LISTING:
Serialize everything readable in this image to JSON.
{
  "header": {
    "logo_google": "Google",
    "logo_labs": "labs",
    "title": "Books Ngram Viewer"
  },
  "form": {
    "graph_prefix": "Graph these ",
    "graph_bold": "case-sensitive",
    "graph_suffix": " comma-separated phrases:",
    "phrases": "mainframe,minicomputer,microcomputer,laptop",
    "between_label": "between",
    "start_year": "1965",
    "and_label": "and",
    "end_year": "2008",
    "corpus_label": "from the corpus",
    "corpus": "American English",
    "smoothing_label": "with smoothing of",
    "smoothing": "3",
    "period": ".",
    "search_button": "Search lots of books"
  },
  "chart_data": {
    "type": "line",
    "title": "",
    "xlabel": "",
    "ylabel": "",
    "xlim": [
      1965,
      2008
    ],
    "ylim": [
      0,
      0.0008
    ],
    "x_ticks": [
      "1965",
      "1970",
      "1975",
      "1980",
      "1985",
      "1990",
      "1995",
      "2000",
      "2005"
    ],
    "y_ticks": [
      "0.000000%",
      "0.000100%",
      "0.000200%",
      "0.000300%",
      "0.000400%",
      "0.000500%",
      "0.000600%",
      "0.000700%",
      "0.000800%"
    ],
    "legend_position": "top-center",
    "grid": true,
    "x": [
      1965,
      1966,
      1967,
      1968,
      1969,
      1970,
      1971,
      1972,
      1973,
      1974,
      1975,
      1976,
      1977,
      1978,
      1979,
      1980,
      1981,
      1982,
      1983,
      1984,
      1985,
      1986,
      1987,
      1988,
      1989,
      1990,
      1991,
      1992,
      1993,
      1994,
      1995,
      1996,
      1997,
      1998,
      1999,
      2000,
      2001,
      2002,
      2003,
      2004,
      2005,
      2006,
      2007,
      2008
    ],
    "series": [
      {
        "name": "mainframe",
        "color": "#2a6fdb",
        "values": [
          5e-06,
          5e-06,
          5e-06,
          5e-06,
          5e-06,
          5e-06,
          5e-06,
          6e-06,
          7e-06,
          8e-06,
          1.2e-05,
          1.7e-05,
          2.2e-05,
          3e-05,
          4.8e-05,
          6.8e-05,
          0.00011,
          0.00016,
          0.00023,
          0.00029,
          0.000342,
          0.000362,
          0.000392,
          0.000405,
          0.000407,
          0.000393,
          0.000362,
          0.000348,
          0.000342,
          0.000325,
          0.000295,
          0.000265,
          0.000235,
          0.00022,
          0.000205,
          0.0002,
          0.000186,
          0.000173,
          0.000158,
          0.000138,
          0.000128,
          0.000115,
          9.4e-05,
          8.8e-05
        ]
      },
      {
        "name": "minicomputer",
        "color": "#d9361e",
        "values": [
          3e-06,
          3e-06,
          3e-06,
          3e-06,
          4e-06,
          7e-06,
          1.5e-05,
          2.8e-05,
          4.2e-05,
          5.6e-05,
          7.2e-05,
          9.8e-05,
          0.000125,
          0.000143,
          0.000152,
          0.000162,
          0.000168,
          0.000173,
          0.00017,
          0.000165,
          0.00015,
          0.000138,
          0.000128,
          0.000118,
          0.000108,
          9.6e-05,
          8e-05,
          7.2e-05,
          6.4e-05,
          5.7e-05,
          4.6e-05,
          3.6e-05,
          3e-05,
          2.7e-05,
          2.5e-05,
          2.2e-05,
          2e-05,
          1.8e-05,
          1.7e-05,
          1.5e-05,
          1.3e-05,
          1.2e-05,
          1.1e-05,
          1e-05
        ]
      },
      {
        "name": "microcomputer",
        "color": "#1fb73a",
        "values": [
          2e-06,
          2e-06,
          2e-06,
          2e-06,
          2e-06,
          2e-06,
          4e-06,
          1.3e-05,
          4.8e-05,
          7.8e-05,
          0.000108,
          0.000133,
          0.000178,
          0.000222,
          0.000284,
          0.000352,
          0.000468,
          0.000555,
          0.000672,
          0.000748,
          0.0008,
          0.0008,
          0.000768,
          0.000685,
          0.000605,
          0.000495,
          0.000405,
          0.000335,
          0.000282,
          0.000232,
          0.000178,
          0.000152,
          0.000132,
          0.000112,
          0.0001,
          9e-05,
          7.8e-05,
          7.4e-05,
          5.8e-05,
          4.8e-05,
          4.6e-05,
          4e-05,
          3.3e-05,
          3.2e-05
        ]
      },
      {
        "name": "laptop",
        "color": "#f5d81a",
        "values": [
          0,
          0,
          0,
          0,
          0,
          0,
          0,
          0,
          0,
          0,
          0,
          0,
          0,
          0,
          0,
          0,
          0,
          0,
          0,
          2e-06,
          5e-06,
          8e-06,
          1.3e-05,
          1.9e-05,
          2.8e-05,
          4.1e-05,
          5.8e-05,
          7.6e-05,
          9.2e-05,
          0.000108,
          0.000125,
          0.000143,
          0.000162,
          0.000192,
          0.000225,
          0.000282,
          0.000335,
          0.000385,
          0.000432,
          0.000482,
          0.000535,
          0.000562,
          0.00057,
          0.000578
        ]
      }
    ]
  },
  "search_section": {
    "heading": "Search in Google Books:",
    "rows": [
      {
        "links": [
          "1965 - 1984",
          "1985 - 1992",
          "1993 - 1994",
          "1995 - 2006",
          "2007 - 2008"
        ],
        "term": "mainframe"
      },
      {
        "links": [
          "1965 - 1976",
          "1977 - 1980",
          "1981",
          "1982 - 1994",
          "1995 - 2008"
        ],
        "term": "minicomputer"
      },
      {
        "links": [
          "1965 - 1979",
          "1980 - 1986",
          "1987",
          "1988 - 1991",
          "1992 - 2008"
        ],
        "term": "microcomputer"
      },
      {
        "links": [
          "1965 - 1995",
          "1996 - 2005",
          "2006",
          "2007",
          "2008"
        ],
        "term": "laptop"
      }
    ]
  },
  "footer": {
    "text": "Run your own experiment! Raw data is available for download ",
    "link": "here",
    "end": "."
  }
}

CHALLENGE:
Pick out and copy the lines of the entries that hold the string "phrases".

PROBLEM SOLUTION:
    "graph_suffix": " comma-separated phrases:",
    "phrases": "mainframe,minicomputer,microcomputer,laptop",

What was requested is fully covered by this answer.